- WHAT IS NEEDED:
Transcribe each line exactly.

----

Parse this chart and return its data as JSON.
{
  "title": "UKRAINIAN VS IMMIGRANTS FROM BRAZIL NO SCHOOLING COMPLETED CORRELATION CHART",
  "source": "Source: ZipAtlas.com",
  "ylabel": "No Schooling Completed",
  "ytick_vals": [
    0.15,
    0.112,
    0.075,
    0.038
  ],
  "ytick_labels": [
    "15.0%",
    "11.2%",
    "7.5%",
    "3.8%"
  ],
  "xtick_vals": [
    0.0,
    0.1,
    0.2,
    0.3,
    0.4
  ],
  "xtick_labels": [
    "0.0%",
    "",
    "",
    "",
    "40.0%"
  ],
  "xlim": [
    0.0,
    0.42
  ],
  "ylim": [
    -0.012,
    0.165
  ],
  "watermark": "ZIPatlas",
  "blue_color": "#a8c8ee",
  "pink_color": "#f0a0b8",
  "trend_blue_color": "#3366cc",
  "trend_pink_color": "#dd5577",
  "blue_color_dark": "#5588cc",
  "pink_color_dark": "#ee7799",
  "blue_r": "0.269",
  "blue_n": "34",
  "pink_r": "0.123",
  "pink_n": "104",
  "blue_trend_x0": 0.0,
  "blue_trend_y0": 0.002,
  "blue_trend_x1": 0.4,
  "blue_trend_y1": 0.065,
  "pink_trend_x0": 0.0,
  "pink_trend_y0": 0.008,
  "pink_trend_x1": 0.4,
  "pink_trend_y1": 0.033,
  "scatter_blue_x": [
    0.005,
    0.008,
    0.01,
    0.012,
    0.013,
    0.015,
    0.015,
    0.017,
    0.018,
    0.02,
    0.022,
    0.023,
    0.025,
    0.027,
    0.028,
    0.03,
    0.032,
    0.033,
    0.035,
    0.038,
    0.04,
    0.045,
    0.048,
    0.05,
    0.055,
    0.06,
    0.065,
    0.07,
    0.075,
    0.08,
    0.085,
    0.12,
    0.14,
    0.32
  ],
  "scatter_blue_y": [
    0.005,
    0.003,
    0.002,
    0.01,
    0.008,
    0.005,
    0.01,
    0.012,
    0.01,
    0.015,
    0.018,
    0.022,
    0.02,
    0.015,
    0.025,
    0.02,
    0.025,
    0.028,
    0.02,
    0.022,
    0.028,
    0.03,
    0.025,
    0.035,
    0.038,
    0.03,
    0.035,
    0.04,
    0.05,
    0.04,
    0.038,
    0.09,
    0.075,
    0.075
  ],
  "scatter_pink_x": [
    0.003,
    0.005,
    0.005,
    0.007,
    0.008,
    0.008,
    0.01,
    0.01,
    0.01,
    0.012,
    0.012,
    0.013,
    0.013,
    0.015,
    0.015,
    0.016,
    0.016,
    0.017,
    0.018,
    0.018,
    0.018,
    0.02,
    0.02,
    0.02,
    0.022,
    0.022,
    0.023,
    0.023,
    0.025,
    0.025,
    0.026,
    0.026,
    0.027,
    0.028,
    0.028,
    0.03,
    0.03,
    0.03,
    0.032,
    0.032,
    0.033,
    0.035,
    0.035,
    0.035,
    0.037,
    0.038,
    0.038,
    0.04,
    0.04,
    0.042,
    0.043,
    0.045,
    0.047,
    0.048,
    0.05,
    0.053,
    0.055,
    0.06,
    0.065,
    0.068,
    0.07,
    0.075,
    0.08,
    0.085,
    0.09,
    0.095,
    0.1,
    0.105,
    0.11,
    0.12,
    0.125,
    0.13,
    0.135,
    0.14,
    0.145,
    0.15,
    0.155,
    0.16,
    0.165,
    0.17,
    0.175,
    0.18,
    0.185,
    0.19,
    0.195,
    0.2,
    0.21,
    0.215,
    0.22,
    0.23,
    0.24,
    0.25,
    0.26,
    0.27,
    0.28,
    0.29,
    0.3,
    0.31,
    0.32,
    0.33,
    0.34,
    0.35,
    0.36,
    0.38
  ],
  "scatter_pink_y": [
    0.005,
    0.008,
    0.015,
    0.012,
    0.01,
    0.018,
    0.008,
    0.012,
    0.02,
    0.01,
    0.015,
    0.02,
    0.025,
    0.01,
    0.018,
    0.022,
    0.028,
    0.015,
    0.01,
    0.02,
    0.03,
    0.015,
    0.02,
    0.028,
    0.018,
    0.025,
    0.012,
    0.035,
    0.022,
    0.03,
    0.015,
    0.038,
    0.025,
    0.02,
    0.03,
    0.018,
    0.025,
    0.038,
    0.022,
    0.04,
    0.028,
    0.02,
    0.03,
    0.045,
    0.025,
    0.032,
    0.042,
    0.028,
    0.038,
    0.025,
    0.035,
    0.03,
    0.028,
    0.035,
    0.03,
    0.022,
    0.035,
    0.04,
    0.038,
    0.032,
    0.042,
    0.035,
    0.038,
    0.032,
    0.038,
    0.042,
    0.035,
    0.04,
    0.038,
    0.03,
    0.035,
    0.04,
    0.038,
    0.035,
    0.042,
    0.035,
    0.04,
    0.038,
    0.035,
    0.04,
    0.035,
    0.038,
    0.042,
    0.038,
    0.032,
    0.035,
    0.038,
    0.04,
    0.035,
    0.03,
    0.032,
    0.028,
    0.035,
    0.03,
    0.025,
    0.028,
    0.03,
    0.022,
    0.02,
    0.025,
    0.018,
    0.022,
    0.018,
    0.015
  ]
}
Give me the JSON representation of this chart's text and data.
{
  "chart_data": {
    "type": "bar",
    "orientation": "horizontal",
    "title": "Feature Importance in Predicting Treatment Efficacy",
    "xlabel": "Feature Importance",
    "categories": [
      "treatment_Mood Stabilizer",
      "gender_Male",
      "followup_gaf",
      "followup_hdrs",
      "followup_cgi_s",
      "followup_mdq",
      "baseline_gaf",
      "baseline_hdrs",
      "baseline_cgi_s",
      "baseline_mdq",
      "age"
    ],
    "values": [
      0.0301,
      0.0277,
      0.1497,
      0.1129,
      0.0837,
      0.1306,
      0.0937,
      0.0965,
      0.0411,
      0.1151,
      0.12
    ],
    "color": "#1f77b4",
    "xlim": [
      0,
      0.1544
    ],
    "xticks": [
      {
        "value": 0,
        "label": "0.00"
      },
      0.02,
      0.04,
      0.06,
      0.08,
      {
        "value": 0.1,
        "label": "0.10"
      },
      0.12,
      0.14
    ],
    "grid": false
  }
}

----

- EXERCISE ANSWER:
Parse this chart and return its data as JSON.
{
  "title": "UKRAINIAN VS IMMIGRANTS FROM BRAZIL NO SCHOOLING COMPLETED CORRELATION CHART",
  "source": "Source: ZipAtlas.com",
  "ylabel": "No Schooling Completed",
  "ytick_vals": [
    0.15,
    0.112,
    0.075,
    0.038
  ],
  "ytick_labels": [
    "15.0%",
    "11.2%",
    "7.5%",
    "3.8%"
  ],
  "xtick_vals": [
    0.0,
    0.1,
    0.2,
    0.3,
    0.4
  ],
  "xtick_labels": [
    "0.0%",
    "",
    "",
    "",
    "40.0%"
  ],
  "xlim": [
    0.0,
    0.42
  ],
  "ylim": [
    -0.012,
    0.165
  ],
  "watermark": "ZIPatlas",
  "blue_color": "#a8c8ee",
  "pink_color": "#f0a0b8",
  "trend_blue_color": "#3366cc",
  "trend_pink_color": "#dd5577",
  "blue_color_dark": "#5588cc",
  "pink_color_dark": "#ee7799",
  "blue_r": "0.269",
  "blue_n": "34",
  "pink_r": "0.123",
  "pink_n": "104",
  "blue_trend_x0": 0.0,
  "blue_trend_y0": 0.002,
  "blue_trend_x1": 0.4,
  "blue_trend_y1": 0.065,
  "pink_trend_x0": 0.0,
  "pink_trend_y0": 0.008,
  "pink_trend_x1": 0.4,
  "pink_trend_y1": 0.033,
  "scatter_blue_x": [
    0.005,
    0.008,
    0.01,
    0.012,
    0.013,
    0.015,
    0.015,
    0.017,
    0.018,
    0.02,
    0.022,
    0.023,
    0.025,
    0.027,
    0.028,
    0.03,
    0.032,
    0.033,
    0.035,
    0.038,
    0.04,
    0.045,
    0.048,
    0.05,
    0.055,
    0.06,
    0.065,
    0.07,
    0.075,
    0.08,
    0.085,
    0.12,
    0.14,
    0.32
  ],
  "scatter_blue_y": [
    0.005,
    0.003,
    0.002,
    0.01,
    0.008,
    0.005,
    0.01,
    0.012,
    0.01,
    0.015,
    0.018,
    0.022,
    0.02,
    0.015,
    0.025,
    0.02,
    0.025,
    0.028,
    0.02,
    0.022,
    0.028,
    0.03,
    0.025,
    0.035,
    0.038,
    0.03,
    0.035,
    0.04,
    0.05,
    0.04,
    0.038,
    0.09,
    0.075,
    0.075
  ],
  "scatter_pink_x": [
    0.003,
    0.005,
    0.005,
    0.007,
    0.008,
    0.008,
    0.01,
    0.01,
    0.01,
    0.012,
    0.012,
    0.013,
    0.013,
    0.015,
    0.015,
    0.016,
    0.016,
    0.017,
    0.018,
    0.018,
    0.018,
    0.02,
    0.02,
    0.02,
    0.022,
    0.022,
    0.023,
    0.023,
    0.025,
    0.025,
    0.026,
    0.026,
    0.027,
    0.028,
    0.028,
    0.03,
    0.03,
    0.03,
    0.032,
    0.032,
    0.033,
    0.035,
    0.035,
    0.035,
    0.037,
    0.038,
    0.038,
    0.04,
    0.04,
    0.042,
    0.043,
    0.045,
    0.047,
    0.048,
    0.05,
    0.053,
    0.055,
    0.06,
    0.065,
    0.068,
    0.07,
    0.075,
    0.08,
    0.085,
    0.09,
    0.095,
    0.1,
    0.105,
    0.11,
    0.12,
    0.125,
    0.13,
    0.135,
    0.14,
    0.145,
    0.15,
    0.155,
    0.16,
    0.165,
    0.17,
    0.175,
    0.18,
    0.185,
    0.19,
    0.195,
    0.2,
    0.21,
    0.215,
    0.22,
    0.23,
    0.24,
    0.25,
    0.26,
    0.27,
    0.28,
    0.29,
    0.3,
    0.31,
    0.32,
    0.33,
    0.34,
    0.35,
    0.36,
    0.38
  ],
  "scatter_pink_y": [
    0.005,
    0.008,
    0.015,
    0.012,
    0.01,
    0.018,
    0.008,
    0.012,
    0.02,
    0.01,
    0.015,
    0.02,
    0.025,
    0.01,
    0.018,
    0.022,
    0.028,
    0.015,
    0.01,
    0.02,
    0.03,
    0.015,
    0.02,
    0.028,
    0.018,
    0.025,
    0.012,
    0.035,
    0.022,
    0.03,
    0.015,
    0.038,
    0.025,
    0.02,
    0.03,
    0.018,
    0.025,
    0.038,
    0.022,
    0.04,
    0.028,
    0.02,
    0.03,
    0.045,
    0.025,
    0.032,
    0.042,
    0.028,
    0.038,
    0.025,
    0.035,
    0.03,
    0.028,
    0.035,
    0.03,
    0.022,
    0.035,
    0.04,
    0.038,
    0.032,
    0.042,
    0.035,
    0.038,
    0.032,
    0.038,
    0.042,
    0.035,
    0.04,
    0.038,
    0.03,
    0.035,
    0.04,
    0.038,
    0.035,
    0.042,
    0.035,
    0.04,
    0.038,
    0.035,
    0.04,
    0.035,
    0.038,
    0.042,
    0.038,
    0.032,
    0.035,
    0.038,
    0.04,
    0.035,
    0.03,
    0.032,
    0.028,
    0.035,
    0.03,
    0.025,
    0.028,
    0.03,
    0.022,
    0.02,
    0.025,
    0.018,
    0.022,
    0.018,
    0.015
  ]
}
Give me the JSON representation of this chart's text and data.
{
  "chart_data": {
    "type": "bar",
    "orientation": "horizontal",
    "title": "Feature Importance in Predicting Treatment Efficacy",
    "xlabel": "Feature Importance",
    "categories": [
      "treatment_Mood Stabilizer",
      "gender_Male",
      "followup_gaf",
      "followup_hdrs",
      "followup_cgi_s",
      "followup_mdq",
      "baseline_gaf",
      "baseline_hdrs",
      "baseline_cgi_s",
      "baseline_mdq",
      "age"
    ],
    "values": [
      0.0301,
      0.0277,
      0.1497,
      0.1129,
      0.0837,
      0.1306,
      0.0937,
      0.0965,
      0.0411,
      0.1151,
      0.12
    ],
    "color": "#1f77b4",
    "xlim": [
      0,
      0.1544
    ],
    "xticks": [
      {
        "value": 0,
        "label": "0.00"
      },
      0.02,
      0.04,
      0.06,
      0.08,
      {
        "value": 0.1,
        "label": "0.10"
      },
      0.12,
      0.14
    ],
    "grid": false
  }
}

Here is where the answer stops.